▶ [Task goal] Go through the entries below and write each one out exactly.

[Figure record extracts]
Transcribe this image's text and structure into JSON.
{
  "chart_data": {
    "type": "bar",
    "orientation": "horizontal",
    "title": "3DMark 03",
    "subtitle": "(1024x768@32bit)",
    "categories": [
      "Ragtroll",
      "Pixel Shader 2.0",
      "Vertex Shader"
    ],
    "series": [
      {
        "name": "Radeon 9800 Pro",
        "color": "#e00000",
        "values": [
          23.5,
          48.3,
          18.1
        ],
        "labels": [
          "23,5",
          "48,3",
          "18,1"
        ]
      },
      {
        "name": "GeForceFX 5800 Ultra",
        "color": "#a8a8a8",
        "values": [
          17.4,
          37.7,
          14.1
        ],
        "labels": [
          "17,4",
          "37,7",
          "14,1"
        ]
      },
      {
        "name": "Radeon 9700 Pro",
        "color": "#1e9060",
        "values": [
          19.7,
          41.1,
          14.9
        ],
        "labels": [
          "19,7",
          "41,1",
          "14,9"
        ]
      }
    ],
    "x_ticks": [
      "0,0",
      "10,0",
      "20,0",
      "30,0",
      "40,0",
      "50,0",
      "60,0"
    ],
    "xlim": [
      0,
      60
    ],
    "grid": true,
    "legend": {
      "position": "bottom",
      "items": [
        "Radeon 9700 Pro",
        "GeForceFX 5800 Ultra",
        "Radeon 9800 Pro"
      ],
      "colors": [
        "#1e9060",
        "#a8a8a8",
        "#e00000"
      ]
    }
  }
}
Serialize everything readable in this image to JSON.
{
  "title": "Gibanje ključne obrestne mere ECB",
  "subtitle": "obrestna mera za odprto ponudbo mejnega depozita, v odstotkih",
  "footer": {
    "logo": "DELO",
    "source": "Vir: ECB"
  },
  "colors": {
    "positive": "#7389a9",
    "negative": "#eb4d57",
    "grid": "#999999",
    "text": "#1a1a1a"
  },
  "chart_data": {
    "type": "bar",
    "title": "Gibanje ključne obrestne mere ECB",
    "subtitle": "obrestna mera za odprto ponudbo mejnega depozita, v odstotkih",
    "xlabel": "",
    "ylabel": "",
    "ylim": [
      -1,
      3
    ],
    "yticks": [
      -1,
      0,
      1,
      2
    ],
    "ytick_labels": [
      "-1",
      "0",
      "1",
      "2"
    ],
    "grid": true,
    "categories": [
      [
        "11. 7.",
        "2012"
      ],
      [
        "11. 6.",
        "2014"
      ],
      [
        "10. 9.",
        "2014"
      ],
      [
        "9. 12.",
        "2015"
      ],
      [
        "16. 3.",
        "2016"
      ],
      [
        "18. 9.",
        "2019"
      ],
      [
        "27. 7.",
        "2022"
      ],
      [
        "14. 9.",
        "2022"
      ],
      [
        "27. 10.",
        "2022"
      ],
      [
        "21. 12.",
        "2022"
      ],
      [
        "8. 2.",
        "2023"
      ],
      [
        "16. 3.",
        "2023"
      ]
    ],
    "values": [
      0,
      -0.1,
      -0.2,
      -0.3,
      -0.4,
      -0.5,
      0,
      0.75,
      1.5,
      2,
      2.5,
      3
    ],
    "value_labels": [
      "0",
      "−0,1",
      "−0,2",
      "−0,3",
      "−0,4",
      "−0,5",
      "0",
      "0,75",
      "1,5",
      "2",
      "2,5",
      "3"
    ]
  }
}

▶ [Output of the task]
Transcribe this image's text and structure into JSON.
{
  "chart_data": {
    "type": "bar",
    "orientation": "horizontal",
    "title": "3DMark 03",
    "subtitle": "(1024x768@32bit)",
    "categories": [
      "Ragtroll",
      "Pixel Shader 2.0",
      "Vertex Shader"
    ],
    "series": [
      {
        "name": "Radeon 9800 Pro",
        "color": "#e00000",
        "values": [
          23.5,
          48.3,
          18.1
        ],
        "labels": [
          "23,5",
          "48,3",
          "18,1"
        ]
      },
      {
        "name": "GeForceFX 5800 Ultra",
        "color": "#a8a8a8",
        "values": [
          17.4,
          37.7,
          14.1
        ],
        "labels": [
          "17,4",
          "37,7",
          "14,1"
        ]
      },
      {
        "name": "Radeon 9700 Pro",
        "color": "#1e9060",
        "values": [
          19.7,
          41.1,
          14.9
        ],
        "labels": [
          "19,7",
          "41,1",
          "14,9"
        ]
      }
    ],
    "x_ticks": [
      "0,0",
      "10,0",
      "20,0",
      "30,0",
      "40,0",
      "50,0",
      "60,0"
    ],
    "xlim": [
      0,
      60
    ],
    "grid": true,
    "legend": {
      "position": "bottom",
      "items": [
        "Radeon 9700 Pro",
        "GeForceFX 5800 Ultra",
        "Radeon 9800 Pro"
      ],
      "colors": [
        "#1e9060",
        "#a8a8a8",
        "#e00000"
      ]
    }
  }
}
Serialize everything readable in this image to JSON.
{
  "title": "Gibanje ključne obrestne mere ECB",
  "subtitle": "obrestna mera za odprto ponudbo mejnega depozita, v odstotkih",
  "footer": {
    "logo": "DELO",
    "source": "Vir: ECB"
  },
  "colors": {
    "positive": "#7389a9",
    "negative": "#eb4d57",
    "grid": "#999999",
    "text": "#1a1a1a"
  },
  "chart_data": {
    "type": "bar",
    "title": "Gibanje ključne obrestne mere ECB",
    "subtitle": "obrestna mera za odprto ponudbo mejnega depozita, v odstotkih",
    "xlabel": "",
    "ylabel": "",
    "ylim": [
      -1,
      3
    ],
    "yticks": [
      -1,
      0,
      1,
      2
    ],
    "ytick_labels": [
      "-1",
      "0",
      "1",
      "2"
    ],
    "grid": true,
    "categories": [
      [
        "11. 7.",
        "2012"
      ],
      [
        "11. 6.",
        "2014"
      ],
      [
        "10. 9.",
        "2014"
      ],
      [
        "9. 12.",
        "2015"
      ],
      [
        "16. 3.",
        "2016"
      ],
      [
        "18. 9.",
        "2019"
      ],
      [
        "27. 7.",
        "2022"
      ],
      [
        "14. 9.",
        "2022"
      ],
      [
        "27. 10.",
        "2022"
      ],
      [
        "21. 12.",
        "2022"
      ],
      [
        "8. 2.",
        "2023"
      ],
      [
        "16. 3.",
        "2023"
      ]
    ],
    "values": [
      0,
      -0.1,
      -0.2,
      -0.3,
      -0.4,
      -0.5,
      0,
      0.75,
      1.5,
      2,
      2.5,
      3
    ],
    "value_labels": [
      "0",
      "−0,1",
      "−0,2",
      "−0,3",
      "−0,4",
      "−0,5",
      "0",
      "0,75",
      "1,5",
      "2",
      "2,5",
      "3"
    ]
  }
}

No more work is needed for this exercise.